EXERCISE.
Write out the full set of records exactly. Any pictures in them do not belong in the copy.

__________

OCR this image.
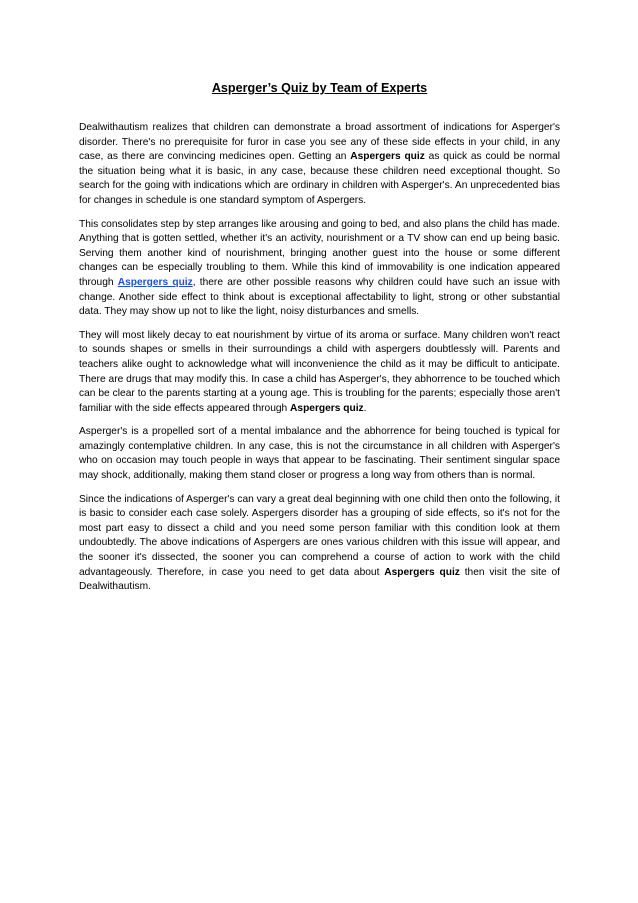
Asperger’s Quiz by Team of Experts

Dealwithautism realizes that children can demonstrate a broad assortment of indications for Asperger's disorder. There's no prerequisite for furor in case you see any of these side effects in your child, in any case, as there are convincing medicines open. Getting an Aspergers quiz as quick as could be normal the situation being what it is basic, in any case, because these children need exceptional thought. So search for the going with indications which are ordinary in children with Asperger's. An unprecedented bias for changes in schedule is one standard symptom of Aspergers.

This consolidates step by step arranges like arousing and going to bed, and also plans the child has made. Anything that is gotten settled, whether it's an activity, nourishment or a TV show can end up being basic. Serving them another kind of nourishment, bringing another guest into the house or some different changes can be especially troubling to them. While this kind of immovability is one indication appeared through Aspergers quiz, there are other possible reasons why children could have such an issue with change. Another side effect to think about is exceptional affectability to light, strong or other substantial data. They may show up not to like the light, noisy disturbances and smells.

They will most likely decay to eat nourishment by virtue of its aroma or surface. Many children won't react to sounds shapes or smells in their surroundings a child with aspergers doubtlessly will. Parents and teachers alike ought to acknowledge what will inconvenience the child as it may be difficult to anticipate. There are drugs that may modify this. In case a child has Asperger's, they abhorrence to be touched which can be clear to the parents starting at a young age. This is troubling for the parents; especially those aren't familiar with the side effects appeared through Aspergers quiz.

Asperger's is a propelled sort of a mental imbalance and the abhorrence for being touched is typical for amazingly contemplative children. In any case, this is not the circumstance in all children with Asperger's who on occasion may touch people in ways that appear to be fascinating. Their sentiment singular space may shock, additionally, making them stand closer or progress a long way from others than is normal.

Since the indications of Asperger's can vary a great deal beginning with one child then onto the following, it is basic to consider each case solely. Aspergers disorder has a grouping of side effects, so it's not for the most part easy to dissect a child and you need some person familiar with this condition look at them undoubtedly. The above indications of Aspergers are ones various children with this issue will appear, and the sooner it's dissected, the sooner you can comprehend a course of action to work with the child advantageously. Therefore, in case you need to get data about Aspergers quiz then visit the site of Dealwithautism.
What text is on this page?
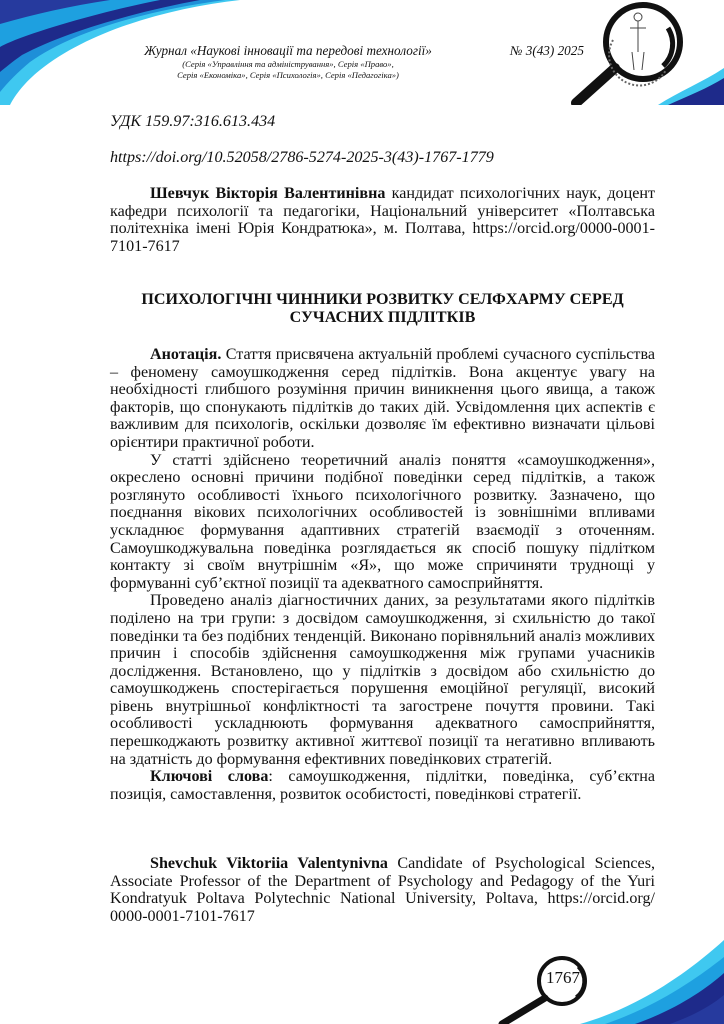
Журнал «Наукові інновації та передові технології»
(Серія «Управління та адміністрування», Серія «Право»,
Серія «Економіка», Серія «Психологія», Серія «Педагогіка»)
№ 3(43) 2025
УДК 159.97:316.613.434
https://doi.org/10.52058/2786-5274-2025-3(43)-1767-1779

Шевчук Вікторія Валентинівна кандидат психологічних наук, доцент кафедри психології та педагогіки, Національний університет «Полтавська політехніка імені Юрія Кондратюка», м. Полтава, https://orcid.org/0000-0001-7101-7617

ПСИХОЛОГІЧНІ ЧИННИКИ РОЗВИТКУ СЕЛФХАРМУ СЕРЕД

СУЧАСНИХ ПІДЛІТКІВ

Анотація. Стаття присвячена актуальній проблемі сучасного суспільства – феномену самоушкодження серед підлітків. Вона акцентує увагу на необхідності глибшого розуміння причин виникнення цього явища, а також факторів, що спонукають підлітків до таких дій. Усвідомлення цих аспектів є важливим для психологів, оскільки дозволяє їм ефективно визначати цільові орієнтири практичної роботи.

У статті здійснено теоретичний аналіз поняття «самоушкодження», окреслено основні причини подібної поведінки серед підлітків, а також розглянуто особливості їхнього психологічного розвитку. Зазначено, що поєднання вікових психологічних особливостей із зовнішніми впливами ускладнює формування адаптивних стратегій взаємодії з оточенням. Самоушкоджувальна поведінка розглядається як спосіб пошуку підлітком контакту зі своїм внутрішнім «Я», що може спричиняти труднощі у формуванні суб’єктної позиції та адекватного самосприйняття.

Проведено аналіз діагностичних даних, за результатами якого підлітків поділено на три групи: з досвідом самоушкодження, зі схильністю до такої поведінки та без подібних тенденцій. Виконано порівняльний аналіз можливих причин і способів здійснення самоушкодження між групами учасників дослідження. Встановлено, що у підлітків з досвідом або схильністю до самоушкоджень спостерігається порушення емоційної регуляції, високий рівень внутрішньої конфліктності та загострене почуття провини. Такі особливості ускладнюють формування адекватного самосприйняття, перешкоджають розвитку активної життєвої позиції та негативно впливають на здатність до формування ефективних поведінкових стратегій.

Ключові слова: самоушкодження, підлітки, поведінка, суб’єктна позиція, самоставлення, розвиток особистості, поведінкові стратегії.

Shevchuk Viktoriia Valentynivna Candidate of Psychological Sciences, Associate Professor of the Department of Psychology and Pedagogy of the Yuri Kondratyuk Poltava Polytechnic National University, Poltava, https://orcid.org/ 0000-0001-7101-7617

1767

__________

RESPONSE FOR THIS EXERCISE.
OCR this image.
Asperger’s Quiz by Team of Experts

Dealwithautism realizes that children can demonstrate a broad assortment of indications for Asperger's disorder. There's no prerequisite for furor in case you see any of these side effects in your child, in any case, as there are convincing medicines open. Getting an Aspergers quiz as quick as could be normal the situation being what it is basic, in any case, because these children need exceptional thought. So search for the going with indications which are ordinary in children with Asperger's. An unprecedented bias for changes in schedule is one standard symptom of Aspergers.

This consolidates step by step arranges like arousing and going to bed, and also plans the child has made. Anything that is gotten settled, whether it's an activity, nourishment or a TV show can end up being basic. Serving them another kind of nourishment, bringing another guest into the house or some different changes can be especially troubling to them. While this kind of immovability is one indication appeared through Aspergers quiz, there are other possible reasons why children could have such an issue with change. Another side effect to think about is exceptional affectability to light, strong or other substantial data. They may show up not to like the light, noisy disturbances and smells.

They will most likely decay to eat nourishment by virtue of its aroma or surface. Many children won't react to sounds shapes or smells in their surroundings a child with aspergers doubtlessly will. Parents and teachers alike ought to acknowledge what will inconvenience the child as it may be difficult to anticipate. There are drugs that may modify this. In case a child has Asperger's, they abhorrence to be touched which can be clear to the parents starting at a young age. This is troubling for the parents; especially those aren't familiar with the side effects appeared through Aspergers quiz.

Asperger's is a propelled sort of a mental imbalance and the abhorrence for being touched is typical for amazingly contemplative children. In any case, this is not the circumstance in all children with Asperger's who on occasion may touch people in ways that appear to be fascinating. Their sentiment singular space may shock, additionally, making them stand closer or progress a long way from others than is normal.

Since the indications of Asperger's can vary a great deal beginning with one child then onto the following, it is basic to consider each case solely. Aspergers disorder has a grouping of side effects, so it's not for the most part easy to dissect a child and you need some person familiar with this condition look at them undoubtedly. The above indications of Aspergers are ones various children with this issue will appear, and the sooner it's dissected, the sooner you can comprehend a course of action to work with the child advantageously. Therefore, in case you need to get data about Aspergers quiz then visit the site of Dealwithautism.
What text is on this page?
Журнал «Наукові інновації та передові технології»
(Серія «Управління та адміністрування», Серія «Право»,
Серія «Економіка», Серія «Психологія», Серія «Педагогіка»)
№ 3(43) 2025
УДК 159.97:316.613.434
https://doi.org/10.52058/2786-5274-2025-3(43)-1767-1779

Шевчук Вікторія Валентинівна кандидат психологічних наук, доцент кафедри психології та педагогіки, Національний університет «Полтавська політехніка імені Юрія Кондратюка», м. Полтава, https://orcid.org/0000-0001-7101-7617

ПСИХОЛОГІЧНІ ЧИННИКИ РОЗВИТКУ СЕЛФХАРМУ СЕРЕД

СУЧАСНИХ ПІДЛІТКІВ

Анотація. Стаття присвячена актуальній проблемі сучасного суспільства – феномену самоушкодження серед підлітків. Вона акцентує увагу на необхідності глибшого розуміння причин виникнення цього явища, а також факторів, що спонукають підлітків до таких дій. Усвідомлення цих аспектів є важливим для психологів, оскільки дозволяє їм ефективно визначати цільові орієнтири практичної роботи.

У статті здійснено теоретичний аналіз поняття «самоушкодження», окреслено основні причини подібної поведінки серед підлітків, а також розглянуто особливості їхнього психологічного розвитку. Зазначено, що поєднання вікових психологічних особливостей із зовнішніми впливами ускладнює формування адаптивних стратегій взаємодії з оточенням. Самоушкоджувальна поведінка розглядається як спосіб пошуку підлітком контакту зі своїм внутрішнім «Я», що може спричиняти труднощі у формуванні суб’єктної позиції та адекватного самосприйняття.

Проведено аналіз діагностичних даних, за результатами якого підлітків поділено на три групи: з досвідом самоушкодження, зі схильністю до такої поведінки та без подібних тенденцій. Виконано порівняльний аналіз можливих причин і способів здійснення самоушкодження між групами учасників дослідження. Встановлено, що у підлітків з досвідом або схильністю до самоушкоджень спостерігається порушення емоційної регуляції, високий рівень внутрішньої конфліктності та загострене почуття провини. Такі особливості ускладнюють формування адекватного самосприйняття, перешкоджають розвитку активної життєвої позиції та негативно впливають на здатність до формування ефективних поведінкових стратегій.

Ключові слова: самоушкодження, підлітки, поведінка, суб’єктна позиція, самоставлення, розвиток особистості, поведінкові стратегії.

Shevchuk Viktoriia Valentynivna Candidate of Psychological Sciences, Associate Professor of the Department of Psychology and Pedagogy of the Yuri Kondratyuk Poltava Polytechnic National University, Poltava, https://orcid.org/ 0000-0001-7101-7617

1767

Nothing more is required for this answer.